* Start Listed records *

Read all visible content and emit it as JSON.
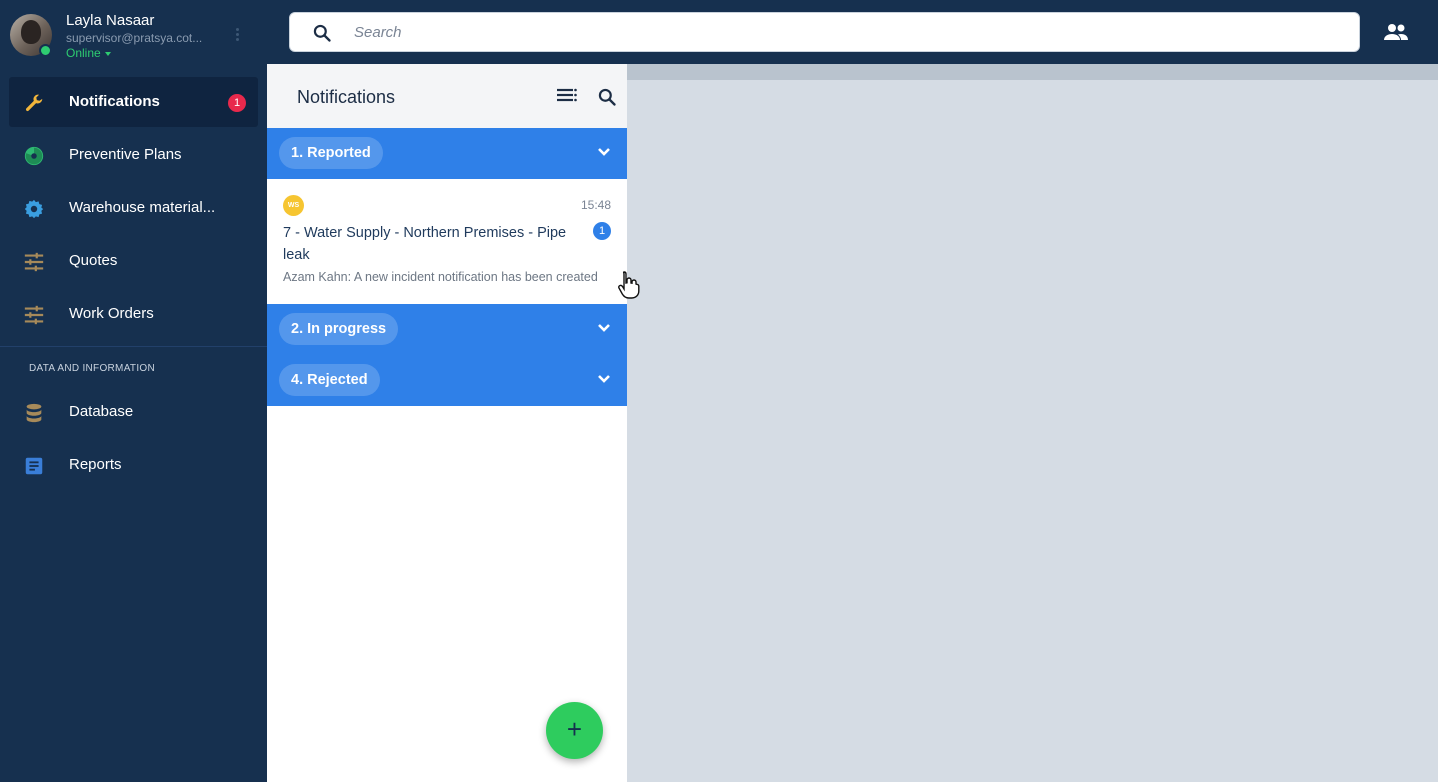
{
  "user": {
    "name": "Layla Nasaar",
    "email": "supervisor@pratsya.cot...",
    "status": "Online"
  },
  "search": {
    "placeholder": "Search"
  },
  "sidebar": {
    "items": [
      {
        "label": "Notifications",
        "icon": "wrench-icon",
        "badge": "1",
        "active": true
      },
      {
        "label": "Preventive Plans",
        "icon": "pie-chart-icon"
      },
      {
        "label": "Warehouse material...",
        "icon": "gear-icon"
      },
      {
        "label": "Quotes",
        "icon": "sliders-icon"
      },
      {
        "label": "Work Orders",
        "icon": "sliders-icon"
      }
    ],
    "section_label": "DATA AND INFORMATION",
    "data_items": [
      {
        "label": "Database",
        "icon": "database-icon"
      },
      {
        "label": "Reports",
        "icon": "document-icon"
      }
    ]
  },
  "panel": {
    "title": "Notifications",
    "groups": [
      {
        "label": "1. Reported"
      },
      {
        "label": "2. In progress"
      },
      {
        "label": "4. Rejected"
      }
    ],
    "notification": {
      "avatar_text": "WS",
      "time": "15:48",
      "title": "7 - Water Supply - Northern Premises - Pipe leak",
      "count": "1",
      "preview": "Azam Kahn: A new incident notification has been created"
    },
    "fab_label": "+"
  },
  "colors": {
    "nav_bg": "#16304f",
    "group_blue": "#2f80e8",
    "badge_red": "#e8294c",
    "online_green": "#2ecc71",
    "fab_green": "#2ecc5e",
    "avatar_yellow": "#f6c531"
  }
}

* End Listed records *

_Task statement_. Output the data above without changes, apart from leaving out the pictures.

_Response for this exercise_.
Read all visible content and emit it as JSON.
{
  "user": {
    "name": "Layla Nasaar",
    "email": "supervisor@pratsya.cot...",
    "status": "Online"
  },
  "search": {
    "placeholder": "Search"
  },
  "sidebar": {
    "items": [
      {
        "label": "Notifications",
        "icon": "wrench-icon",
        "badge": "1",
        "active": true
      },
      {
        "label": "Preventive Plans",
        "icon": "pie-chart-icon"
      },
      {
        "label": "Warehouse material...",
        "icon": "gear-icon"
      },
      {
        "label": "Quotes",
        "icon": "sliders-icon"
      },
      {
        "label": "Work Orders",
        "icon": "sliders-icon"
      }
    ],
    "section_label": "DATA AND INFORMATION",
    "data_items": [
      {
        "label": "Database",
        "icon": "database-icon"
      },
      {
        "label": "Reports",
        "icon": "document-icon"
      }
    ]
  },
  "panel": {
    "title": "Notifications",
    "groups": [
      {
        "label": "1. Reported"
      },
      {
        "label": "2. In progress"
      },
      {
        "label": "4. Rejected"
      }
    ],
    "notification": {
      "avatar_text": "WS",
      "time": "15:48",
      "title": "7 - Water Supply - Northern Premises - Pipe leak",
      "count": "1",
      "preview": "Azam Kahn: A new incident notification has been created"
    },
    "fab_label": "+"
  },
  "colors": {
    "nav_bg": "#16304f",
    "group_blue": "#2f80e8",
    "badge_red": "#e8294c",
    "online_green": "#2ecc71",
    "fab_green": "#2ecc5e",
    "avatar_yellow": "#f6c531"
  }
}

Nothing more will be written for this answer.